---------- Records shown ----------
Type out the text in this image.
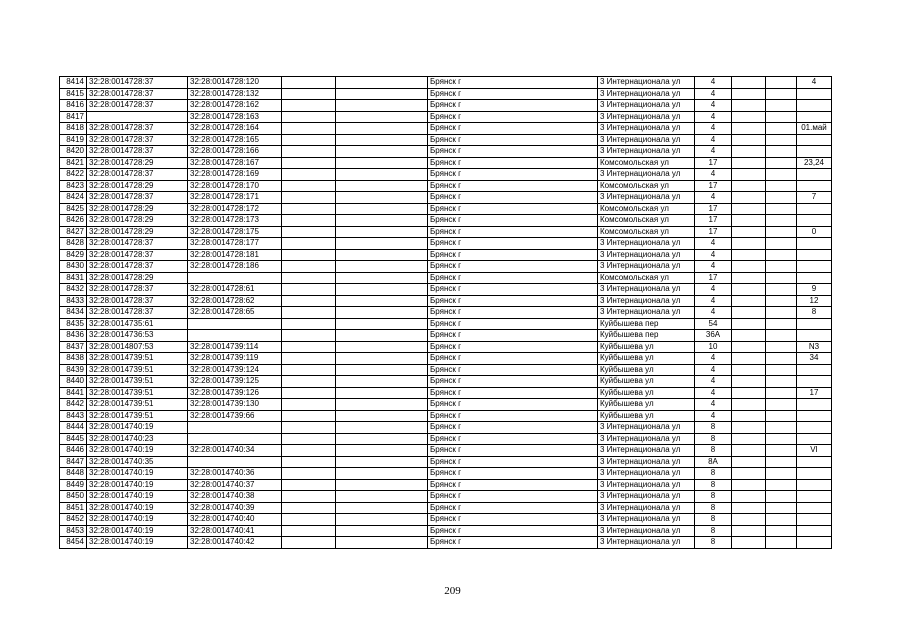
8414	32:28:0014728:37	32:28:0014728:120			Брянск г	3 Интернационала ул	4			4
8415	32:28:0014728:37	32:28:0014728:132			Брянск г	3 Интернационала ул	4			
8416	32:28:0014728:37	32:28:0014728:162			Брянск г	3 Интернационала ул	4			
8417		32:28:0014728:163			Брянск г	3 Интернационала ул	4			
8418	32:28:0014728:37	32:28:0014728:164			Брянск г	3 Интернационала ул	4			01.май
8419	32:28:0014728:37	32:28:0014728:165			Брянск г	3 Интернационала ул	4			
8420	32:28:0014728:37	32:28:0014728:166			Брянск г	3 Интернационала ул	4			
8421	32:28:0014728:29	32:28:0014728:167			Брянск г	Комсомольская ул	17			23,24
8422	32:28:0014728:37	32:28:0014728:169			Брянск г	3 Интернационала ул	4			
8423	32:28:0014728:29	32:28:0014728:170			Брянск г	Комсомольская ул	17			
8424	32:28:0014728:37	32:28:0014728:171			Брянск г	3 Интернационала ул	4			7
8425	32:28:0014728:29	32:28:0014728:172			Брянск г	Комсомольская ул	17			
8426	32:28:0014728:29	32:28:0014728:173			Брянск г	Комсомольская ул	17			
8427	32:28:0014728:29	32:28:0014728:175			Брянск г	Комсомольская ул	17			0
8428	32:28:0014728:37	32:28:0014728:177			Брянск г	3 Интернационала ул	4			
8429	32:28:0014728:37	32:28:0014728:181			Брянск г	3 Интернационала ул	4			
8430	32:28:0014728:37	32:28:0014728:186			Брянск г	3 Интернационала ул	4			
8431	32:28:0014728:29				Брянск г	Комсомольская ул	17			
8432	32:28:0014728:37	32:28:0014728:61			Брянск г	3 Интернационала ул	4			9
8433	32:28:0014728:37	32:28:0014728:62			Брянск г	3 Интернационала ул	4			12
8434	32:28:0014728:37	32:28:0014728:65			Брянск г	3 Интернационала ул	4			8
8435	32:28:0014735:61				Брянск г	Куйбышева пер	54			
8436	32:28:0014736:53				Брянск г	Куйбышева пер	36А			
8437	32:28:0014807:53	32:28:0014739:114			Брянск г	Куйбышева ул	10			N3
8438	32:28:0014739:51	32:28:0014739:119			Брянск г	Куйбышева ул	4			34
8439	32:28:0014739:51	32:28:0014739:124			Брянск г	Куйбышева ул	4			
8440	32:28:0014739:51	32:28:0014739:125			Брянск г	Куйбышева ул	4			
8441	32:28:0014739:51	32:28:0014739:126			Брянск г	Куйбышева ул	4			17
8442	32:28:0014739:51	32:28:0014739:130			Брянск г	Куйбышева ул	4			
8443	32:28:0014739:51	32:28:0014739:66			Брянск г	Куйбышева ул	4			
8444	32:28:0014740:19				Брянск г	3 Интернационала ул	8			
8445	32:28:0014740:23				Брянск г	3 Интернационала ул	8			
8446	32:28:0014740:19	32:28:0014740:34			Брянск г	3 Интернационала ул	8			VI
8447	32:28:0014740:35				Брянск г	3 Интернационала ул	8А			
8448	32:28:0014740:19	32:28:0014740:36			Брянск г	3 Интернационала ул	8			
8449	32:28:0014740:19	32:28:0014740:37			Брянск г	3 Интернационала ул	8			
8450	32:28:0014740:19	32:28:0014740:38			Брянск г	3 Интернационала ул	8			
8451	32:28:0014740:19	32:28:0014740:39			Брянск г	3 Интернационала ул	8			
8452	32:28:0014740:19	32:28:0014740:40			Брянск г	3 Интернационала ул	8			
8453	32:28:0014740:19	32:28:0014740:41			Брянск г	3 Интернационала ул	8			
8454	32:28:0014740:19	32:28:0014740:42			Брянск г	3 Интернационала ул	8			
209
----------
---------- Records shown ----------
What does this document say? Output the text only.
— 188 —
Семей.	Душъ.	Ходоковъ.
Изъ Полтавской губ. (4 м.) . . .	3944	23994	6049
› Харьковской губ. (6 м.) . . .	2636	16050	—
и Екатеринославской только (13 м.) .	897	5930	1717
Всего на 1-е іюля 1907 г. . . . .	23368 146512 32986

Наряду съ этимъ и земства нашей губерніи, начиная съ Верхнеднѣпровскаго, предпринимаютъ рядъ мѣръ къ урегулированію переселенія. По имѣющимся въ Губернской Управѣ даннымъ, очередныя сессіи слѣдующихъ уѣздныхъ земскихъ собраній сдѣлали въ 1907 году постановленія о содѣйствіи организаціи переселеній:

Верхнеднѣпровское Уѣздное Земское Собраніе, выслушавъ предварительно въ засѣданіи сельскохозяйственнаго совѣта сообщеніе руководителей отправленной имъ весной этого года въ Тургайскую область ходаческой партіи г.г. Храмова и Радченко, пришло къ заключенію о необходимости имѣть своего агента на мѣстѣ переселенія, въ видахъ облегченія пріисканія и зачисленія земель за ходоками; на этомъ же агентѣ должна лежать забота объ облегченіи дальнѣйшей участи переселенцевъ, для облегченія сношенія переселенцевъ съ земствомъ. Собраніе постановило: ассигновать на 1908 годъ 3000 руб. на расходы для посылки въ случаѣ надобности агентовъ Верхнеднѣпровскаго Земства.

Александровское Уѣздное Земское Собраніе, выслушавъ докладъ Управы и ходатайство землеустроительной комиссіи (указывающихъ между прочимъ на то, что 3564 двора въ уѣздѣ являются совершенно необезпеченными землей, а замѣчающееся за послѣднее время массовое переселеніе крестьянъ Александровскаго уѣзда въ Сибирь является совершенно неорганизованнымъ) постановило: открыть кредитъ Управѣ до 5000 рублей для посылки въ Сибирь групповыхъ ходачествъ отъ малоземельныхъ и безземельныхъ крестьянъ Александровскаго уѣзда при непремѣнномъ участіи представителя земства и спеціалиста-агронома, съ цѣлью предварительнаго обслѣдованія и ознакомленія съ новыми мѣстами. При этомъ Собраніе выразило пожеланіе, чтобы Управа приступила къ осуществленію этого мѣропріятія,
----------
**What you are asked to do:**
Go through the listing above and return every line where the word "Уѣздное" occurs.

**Solution below:**
Верхнеднѣпровское Уѣздное Земское Собраніе, выслушавъ предварительно въ засѣданіи сельскохозяйственнаго совѣта сообщеніе руководителей отправленной имъ весной этого года въ Тургайскую область ходаческой партіи г.г. Храмова и Радченко, пришло къ заключенію о необходимости имѣть своего агента на мѣстѣ переселенія, въ видахъ облегченія пріисканія и зачисленія земель за ходоками; на этомъ же агентѣ должна лежать забота объ облегченіи дальнѣйшей участи переселенцевъ, для облегченія сношенія переселенцевъ съ земствомъ. Собраніе постановило: ассигновать на 1908 годъ 3000 руб. на расходы для посылки въ случаѣ надобности агентовъ Верхнеднѣпровскаго Земства.
Александровское Уѣздное Земское Собраніе, выслушавъ докладъ Управы и ходатайство землеустроительной комиссіи (указывающихъ между прочимъ на то, что 3564 двора въ уѣздѣ являются совершенно необезпеченными землей, а замѣчающееся за послѣднее время массовое переселеніе крестьянъ Александровскаго уѣзда въ Сибирь является совершенно неорганизованнымъ) постановило: открыть кредитъ Управѣ до 5000 рублей для посылки въ Сибирь групповыхъ ходачествъ отъ малоземельныхъ и безземельныхъ крестьянъ Александровскаго уѣзда при непремѣнномъ участіи представителя земства и спеціалиста-агронома, съ цѣлью предварительнаго обслѣдованія и ознакомленія съ новыми мѣстами. При этомъ Собраніе выразило пожеланіе, чтобы Управа приступила къ осуществленію этого мѣропріятія,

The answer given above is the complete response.